• Aim of the task: Go through the data and copy every line exactly, but not the images.

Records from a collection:
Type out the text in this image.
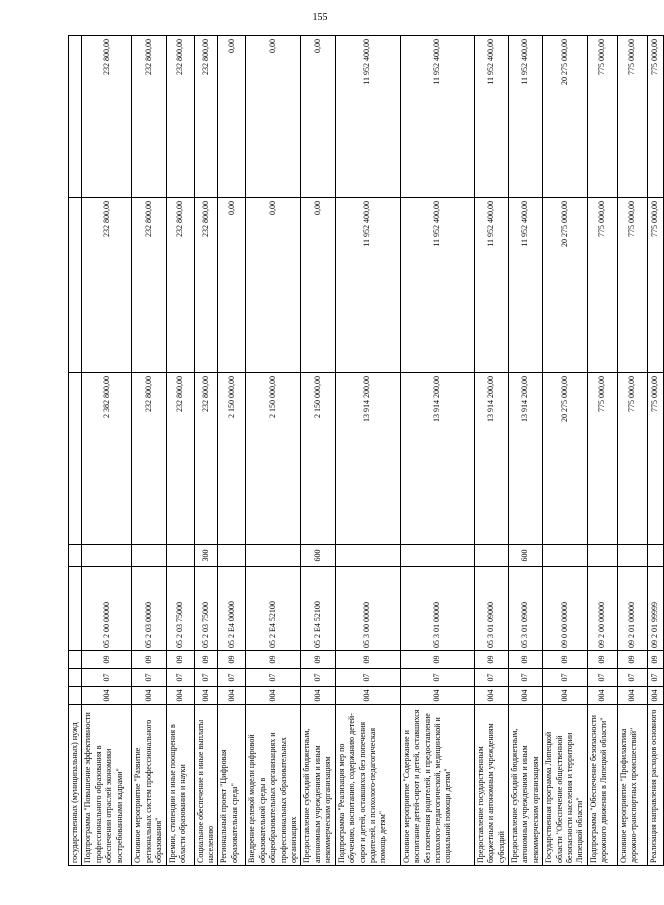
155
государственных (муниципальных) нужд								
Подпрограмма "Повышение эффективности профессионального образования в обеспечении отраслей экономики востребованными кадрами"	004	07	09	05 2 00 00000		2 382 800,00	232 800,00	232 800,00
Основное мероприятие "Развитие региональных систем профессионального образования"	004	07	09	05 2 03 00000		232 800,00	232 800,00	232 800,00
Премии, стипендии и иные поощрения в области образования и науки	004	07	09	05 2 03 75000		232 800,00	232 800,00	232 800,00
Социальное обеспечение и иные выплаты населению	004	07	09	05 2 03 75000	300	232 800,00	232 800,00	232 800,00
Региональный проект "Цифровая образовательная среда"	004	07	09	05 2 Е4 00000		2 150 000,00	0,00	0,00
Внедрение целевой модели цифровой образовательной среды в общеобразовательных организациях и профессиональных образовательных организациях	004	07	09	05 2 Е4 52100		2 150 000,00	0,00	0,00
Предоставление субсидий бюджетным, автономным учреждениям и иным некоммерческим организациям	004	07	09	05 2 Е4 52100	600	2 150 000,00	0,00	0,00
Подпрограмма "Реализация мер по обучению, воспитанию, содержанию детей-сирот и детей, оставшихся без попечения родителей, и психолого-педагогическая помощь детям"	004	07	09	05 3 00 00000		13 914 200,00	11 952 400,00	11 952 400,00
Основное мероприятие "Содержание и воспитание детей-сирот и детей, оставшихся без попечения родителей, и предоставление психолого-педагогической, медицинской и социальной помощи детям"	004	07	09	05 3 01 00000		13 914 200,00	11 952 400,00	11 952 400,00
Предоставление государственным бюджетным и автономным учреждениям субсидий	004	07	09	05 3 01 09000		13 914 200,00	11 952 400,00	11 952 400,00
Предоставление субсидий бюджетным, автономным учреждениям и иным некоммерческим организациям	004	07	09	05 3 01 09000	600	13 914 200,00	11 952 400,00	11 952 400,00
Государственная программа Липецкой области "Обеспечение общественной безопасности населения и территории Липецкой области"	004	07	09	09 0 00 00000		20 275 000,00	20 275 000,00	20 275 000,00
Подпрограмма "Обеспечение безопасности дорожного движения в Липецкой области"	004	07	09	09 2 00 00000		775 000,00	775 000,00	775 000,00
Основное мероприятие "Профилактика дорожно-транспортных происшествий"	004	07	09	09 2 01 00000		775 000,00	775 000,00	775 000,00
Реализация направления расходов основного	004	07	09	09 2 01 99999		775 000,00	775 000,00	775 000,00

• The reply:
Type out the text in this image.
155
государственных (муниципальных) нужд								
Подпрограмма "Повышение эффективности профессионального образования в обеспечении отраслей экономики востребованными кадрами"	004	07	09	05 2 00 00000		2 382 800,00	232 800,00	232 800,00
Основное мероприятие "Развитие региональных систем профессионального образования"	004	07	09	05 2 03 00000		232 800,00	232 800,00	232 800,00
Премии, стипендии и иные поощрения в области образования и науки	004	07	09	05 2 03 75000		232 800,00	232 800,00	232 800,00
Социальное обеспечение и иные выплаты населению	004	07	09	05 2 03 75000	300	232 800,00	232 800,00	232 800,00
Региональный проект "Цифровая образовательная среда"	004	07	09	05 2 Е4 00000		2 150 000,00	0,00	0,00
Внедрение целевой модели цифровой образовательной среды в общеобразовательных организациях и профессиональных образовательных организациях	004	07	09	05 2 Е4 52100		2 150 000,00	0,00	0,00
Предоставление субсидий бюджетным, автономным учреждениям и иным некоммерческим организациям	004	07	09	05 2 Е4 52100	600	2 150 000,00	0,00	0,00
Подпрограмма "Реализация мер по обучению, воспитанию, содержанию детей-сирот и детей, оставшихся без попечения родителей, и психолого-педагогическая помощь детям"	004	07	09	05 3 00 00000		13 914 200,00	11 952 400,00	11 952 400,00
Основное мероприятие "Содержание и воспитание детей-сирот и детей, оставшихся без попечения родителей, и предоставление психолого-педагогической, медицинской и социальной помощи детям"	004	07	09	05 3 01 00000		13 914 200,00	11 952 400,00	11 952 400,00
Предоставление государственным бюджетным и автономным учреждениям субсидий	004	07	09	05 3 01 09000		13 914 200,00	11 952 400,00	11 952 400,00
Предоставление субсидий бюджетным, автономным учреждениям и иным некоммерческим организациям	004	07	09	05 3 01 09000	600	13 914 200,00	11 952 400,00	11 952 400,00
Государственная программа Липецкой области "Обеспечение общественной безопасности населения и территории Липецкой области"	004	07	09	09 0 00 00000		20 275 000,00	20 275 000,00	20 275 000,00
Подпрограмма "Обеспечение безопасности дорожного движения в Липецкой области"	004	07	09	09 2 00 00000		775 000,00	775 000,00	775 000,00
Основное мероприятие "Профилактика дорожно-транспортных происшествий"	004	07	09	09 2 01 00000		775 000,00	775 000,00	775 000,00
Реализация направления расходов основного	004	07	09	09 2 01 99999		775 000,00	775 000,00	775 000,00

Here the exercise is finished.